_What you should do:_
Write out every record below exactly as it appears.
-- start of Record excerpts --
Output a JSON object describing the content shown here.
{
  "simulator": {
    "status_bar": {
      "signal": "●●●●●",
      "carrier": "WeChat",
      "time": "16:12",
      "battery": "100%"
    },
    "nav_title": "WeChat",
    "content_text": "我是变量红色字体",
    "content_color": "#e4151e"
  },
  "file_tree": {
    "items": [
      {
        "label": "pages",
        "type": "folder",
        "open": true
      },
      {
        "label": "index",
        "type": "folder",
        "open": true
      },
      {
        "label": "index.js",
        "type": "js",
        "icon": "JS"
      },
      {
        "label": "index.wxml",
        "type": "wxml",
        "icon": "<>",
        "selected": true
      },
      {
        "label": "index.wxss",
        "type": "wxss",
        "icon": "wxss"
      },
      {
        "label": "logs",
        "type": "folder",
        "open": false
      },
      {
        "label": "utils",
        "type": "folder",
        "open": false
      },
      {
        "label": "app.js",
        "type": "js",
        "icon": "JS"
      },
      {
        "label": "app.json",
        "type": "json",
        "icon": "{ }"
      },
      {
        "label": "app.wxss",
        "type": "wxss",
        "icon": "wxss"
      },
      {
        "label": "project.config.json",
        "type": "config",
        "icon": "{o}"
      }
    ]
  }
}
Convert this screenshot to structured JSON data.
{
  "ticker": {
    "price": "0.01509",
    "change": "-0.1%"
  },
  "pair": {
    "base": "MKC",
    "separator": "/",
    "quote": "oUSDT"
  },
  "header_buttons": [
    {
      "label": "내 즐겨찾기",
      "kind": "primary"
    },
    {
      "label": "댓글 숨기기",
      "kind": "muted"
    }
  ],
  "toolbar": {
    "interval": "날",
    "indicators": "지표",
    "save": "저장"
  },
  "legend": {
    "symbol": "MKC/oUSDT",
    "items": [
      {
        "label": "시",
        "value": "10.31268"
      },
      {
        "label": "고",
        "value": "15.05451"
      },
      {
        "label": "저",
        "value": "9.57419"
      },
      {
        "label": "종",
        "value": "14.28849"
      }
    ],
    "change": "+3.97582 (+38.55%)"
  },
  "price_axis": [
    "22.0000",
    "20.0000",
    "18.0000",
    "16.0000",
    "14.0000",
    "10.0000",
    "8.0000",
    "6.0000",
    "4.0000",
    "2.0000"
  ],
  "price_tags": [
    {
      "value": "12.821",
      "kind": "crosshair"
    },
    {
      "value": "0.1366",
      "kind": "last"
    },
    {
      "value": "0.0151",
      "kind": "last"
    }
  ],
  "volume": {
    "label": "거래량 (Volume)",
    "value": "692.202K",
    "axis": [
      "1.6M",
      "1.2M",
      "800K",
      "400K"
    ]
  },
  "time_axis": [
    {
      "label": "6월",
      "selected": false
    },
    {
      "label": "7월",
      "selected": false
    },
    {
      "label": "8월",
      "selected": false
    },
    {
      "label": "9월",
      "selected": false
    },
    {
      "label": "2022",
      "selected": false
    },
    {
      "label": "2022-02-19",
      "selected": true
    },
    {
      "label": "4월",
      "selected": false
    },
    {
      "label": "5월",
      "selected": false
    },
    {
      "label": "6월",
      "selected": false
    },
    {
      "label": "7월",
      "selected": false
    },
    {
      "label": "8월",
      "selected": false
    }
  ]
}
-- end of Record excerpts --
_Solution to this problem:_
Output a JSON object describing the content shown here.
{
  "simulator": {
    "status_bar": {
      "signal": "●●●●●",
      "carrier": "WeChat",
      "time": "16:12",
      "battery": "100%"
    },
    "nav_title": "WeChat",
    "content_text": "我是变量红色字体",
    "content_color": "#e4151e"
  },
  "file_tree": {
    "items": [
      {
        "label": "pages",
        "type": "folder",
        "open": true
      },
      {
        "label": "index",
        "type": "folder",
        "open": true
      },
      {
        "label": "index.js",
        "type": "js",
        "icon": "JS"
      },
      {
        "label": "index.wxml",
        "type": "wxml",
        "icon": "<>",
        "selected": true
      },
      {
        "label": "index.wxss",
        "type": "wxss",
        "icon": "wxss"
      },
      {
        "label": "logs",
        "type": "folder",
        "open": false
      },
      {
        "label": "utils",
        "type": "folder",
        "open": false
      },
      {
        "label": "app.js",
        "type": "js",
        "icon": "JS"
      },
      {
        "label": "app.json",
        "type": "json",
        "icon": "{ }"
      },
      {
        "label": "app.wxss",
        "type": "wxss",
        "icon": "wxss"
      },
      {
        "label": "project.config.json",
        "type": "config",
        "icon": "{o}"
      }
    ]
  }
}
Convert this screenshot to structured JSON data.
{
  "ticker": {
    "price": "0.01509",
    "change": "-0.1%"
  },
  "pair": {
    "base": "MKC",
    "separator": "/",
    "quote": "oUSDT"
  },
  "header_buttons": [
    {
      "label": "내 즐겨찾기",
      "kind": "primary"
    },
    {
      "label": "댓글 숨기기",
      "kind": "muted"
    }
  ],
  "toolbar": {
    "interval": "날",
    "indicators": "지표",
    "save": "저장"
  },
  "legend": {
    "symbol": "MKC/oUSDT",
    "items": [
      {
        "label": "시",
        "value": "10.31268"
      },
      {
        "label": "고",
        "value": "15.05451"
      },
      {
        "label": "저",
        "value": "9.57419"
      },
      {
        "label": "종",
        "value": "14.28849"
      }
    ],
    "change": "+3.97582 (+38.55%)"
  },
  "price_axis": [
    "22.0000",
    "20.0000",
    "18.0000",
    "16.0000",
    "14.0000",
    "10.0000",
    "8.0000",
    "6.0000",
    "4.0000",
    "2.0000"
  ],
  "price_tags": [
    {
      "value": "12.821",
      "kind": "crosshair"
    },
    {
      "value": "0.1366",
      "kind": "last"
    },
    {
      "value": "0.0151",
      "kind": "last"
    }
  ],
  "volume": {
    "label": "거래량 (Volume)",
    "value": "692.202K",
    "axis": [
      "1.6M",
      "1.2M",
      "800K",
      "400K"
    ]
  },
  "time_axis": [
    {
      "label": "6월",
      "selected": false
    },
    {
      "label": "7월",
      "selected": false
    },
    {
      "label": "8월",
      "selected": false
    },
    {
      "label": "9월",
      "selected": false
    },
    {
      "label": "2022",
      "selected": false
    },
    {
      "label": "2022-02-19",
      "selected": true
    },
    {
      "label": "4월",
      "selected": false
    },
    {
      "label": "5월",
      "selected": false
    },
    {
      "label": "6월",
      "selected": false
    },
    {
      "label": "7월",
      "selected": false
    },
    {
      "label": "8월",
      "selected": false
    }
  ]
}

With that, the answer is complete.